Task requirements: From the entries below, please gather each line containing the string "with".

== == ==

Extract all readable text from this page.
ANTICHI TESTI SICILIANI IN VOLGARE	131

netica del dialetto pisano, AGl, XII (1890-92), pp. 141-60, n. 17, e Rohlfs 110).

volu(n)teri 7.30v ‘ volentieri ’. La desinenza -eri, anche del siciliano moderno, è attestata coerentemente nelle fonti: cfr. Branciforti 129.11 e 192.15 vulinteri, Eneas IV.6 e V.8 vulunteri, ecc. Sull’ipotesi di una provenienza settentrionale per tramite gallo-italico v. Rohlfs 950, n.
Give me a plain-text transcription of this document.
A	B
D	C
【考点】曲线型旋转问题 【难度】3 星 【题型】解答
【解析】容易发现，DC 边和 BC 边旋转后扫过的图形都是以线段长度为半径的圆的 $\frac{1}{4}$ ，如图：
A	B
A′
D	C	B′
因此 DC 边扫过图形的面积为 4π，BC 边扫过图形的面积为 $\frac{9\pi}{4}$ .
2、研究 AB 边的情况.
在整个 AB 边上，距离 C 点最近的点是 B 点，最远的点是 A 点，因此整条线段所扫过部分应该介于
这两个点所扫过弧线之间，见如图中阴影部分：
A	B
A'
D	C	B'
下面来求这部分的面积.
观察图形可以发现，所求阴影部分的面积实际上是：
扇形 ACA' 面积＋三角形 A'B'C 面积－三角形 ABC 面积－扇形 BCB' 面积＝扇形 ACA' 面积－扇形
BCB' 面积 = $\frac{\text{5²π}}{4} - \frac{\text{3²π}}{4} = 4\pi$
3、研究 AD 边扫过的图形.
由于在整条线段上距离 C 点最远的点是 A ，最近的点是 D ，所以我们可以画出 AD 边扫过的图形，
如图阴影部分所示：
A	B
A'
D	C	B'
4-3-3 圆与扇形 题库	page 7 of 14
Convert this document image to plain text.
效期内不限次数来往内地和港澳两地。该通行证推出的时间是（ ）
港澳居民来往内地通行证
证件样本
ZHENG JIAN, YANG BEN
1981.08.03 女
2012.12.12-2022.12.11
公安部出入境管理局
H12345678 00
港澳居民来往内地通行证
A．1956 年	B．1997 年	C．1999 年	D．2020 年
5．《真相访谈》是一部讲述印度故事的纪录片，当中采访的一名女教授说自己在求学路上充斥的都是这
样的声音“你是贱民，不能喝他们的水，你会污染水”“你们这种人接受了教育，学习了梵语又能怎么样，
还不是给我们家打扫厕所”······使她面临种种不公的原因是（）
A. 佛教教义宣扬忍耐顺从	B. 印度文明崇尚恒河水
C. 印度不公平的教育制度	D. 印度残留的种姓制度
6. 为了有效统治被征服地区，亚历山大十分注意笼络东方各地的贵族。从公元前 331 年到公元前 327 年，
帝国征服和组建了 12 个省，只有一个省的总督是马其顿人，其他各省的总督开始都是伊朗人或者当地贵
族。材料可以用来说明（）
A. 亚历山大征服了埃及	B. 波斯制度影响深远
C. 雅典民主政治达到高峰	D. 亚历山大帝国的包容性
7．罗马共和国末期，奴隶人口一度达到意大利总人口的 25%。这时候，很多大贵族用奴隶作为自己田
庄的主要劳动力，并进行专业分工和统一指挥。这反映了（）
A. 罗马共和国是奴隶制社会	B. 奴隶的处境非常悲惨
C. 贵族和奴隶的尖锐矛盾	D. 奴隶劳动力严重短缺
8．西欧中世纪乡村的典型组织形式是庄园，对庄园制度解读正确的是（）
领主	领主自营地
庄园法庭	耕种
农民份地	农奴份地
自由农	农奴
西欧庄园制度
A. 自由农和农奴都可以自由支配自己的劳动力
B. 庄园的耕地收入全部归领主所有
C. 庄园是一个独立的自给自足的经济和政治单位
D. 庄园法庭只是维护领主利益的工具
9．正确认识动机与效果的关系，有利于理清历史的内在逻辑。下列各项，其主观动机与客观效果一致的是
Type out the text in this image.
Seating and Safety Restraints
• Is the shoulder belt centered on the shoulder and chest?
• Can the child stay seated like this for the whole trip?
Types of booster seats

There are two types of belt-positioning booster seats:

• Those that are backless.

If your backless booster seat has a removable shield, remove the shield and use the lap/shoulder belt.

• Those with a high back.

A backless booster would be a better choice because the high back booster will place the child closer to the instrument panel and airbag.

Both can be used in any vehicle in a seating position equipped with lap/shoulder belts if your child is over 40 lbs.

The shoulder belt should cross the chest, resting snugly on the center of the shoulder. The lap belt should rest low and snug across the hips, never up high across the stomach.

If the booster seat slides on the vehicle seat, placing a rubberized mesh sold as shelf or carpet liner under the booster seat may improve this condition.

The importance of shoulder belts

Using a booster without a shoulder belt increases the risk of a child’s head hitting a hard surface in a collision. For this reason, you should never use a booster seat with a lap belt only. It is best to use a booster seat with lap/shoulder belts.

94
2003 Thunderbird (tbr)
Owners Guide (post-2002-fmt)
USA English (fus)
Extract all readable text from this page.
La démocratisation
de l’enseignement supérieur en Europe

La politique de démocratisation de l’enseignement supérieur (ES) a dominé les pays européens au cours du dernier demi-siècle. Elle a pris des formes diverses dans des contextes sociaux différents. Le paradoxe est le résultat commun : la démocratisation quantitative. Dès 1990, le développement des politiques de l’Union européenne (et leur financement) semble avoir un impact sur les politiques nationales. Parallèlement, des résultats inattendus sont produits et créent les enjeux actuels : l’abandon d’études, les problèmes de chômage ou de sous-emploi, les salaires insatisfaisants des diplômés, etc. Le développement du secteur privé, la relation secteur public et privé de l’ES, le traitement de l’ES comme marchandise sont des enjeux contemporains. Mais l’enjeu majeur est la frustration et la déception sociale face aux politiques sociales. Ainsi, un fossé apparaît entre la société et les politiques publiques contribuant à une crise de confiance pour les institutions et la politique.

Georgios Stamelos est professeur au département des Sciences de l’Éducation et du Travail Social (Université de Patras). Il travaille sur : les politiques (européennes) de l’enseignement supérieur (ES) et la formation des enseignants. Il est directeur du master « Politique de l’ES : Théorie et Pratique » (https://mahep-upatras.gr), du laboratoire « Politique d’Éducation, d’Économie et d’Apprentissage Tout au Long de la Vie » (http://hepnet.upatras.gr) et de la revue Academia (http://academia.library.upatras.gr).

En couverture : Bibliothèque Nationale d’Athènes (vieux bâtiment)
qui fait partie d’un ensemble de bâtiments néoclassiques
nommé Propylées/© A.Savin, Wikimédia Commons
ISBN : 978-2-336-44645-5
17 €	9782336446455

== == ==

Full output:
• Those with a high back.
Both can be used in any vehicle in a seating position equipped with lap/shoulder belts if your child is over 40 lbs.
Using a booster without a shoulder belt increases the risk of a child’s head hitting a hard surface in a collision. For this reason, you should never use a booster seat with a lap belt only. It is best to use a booster seat with lap/shoulder belts.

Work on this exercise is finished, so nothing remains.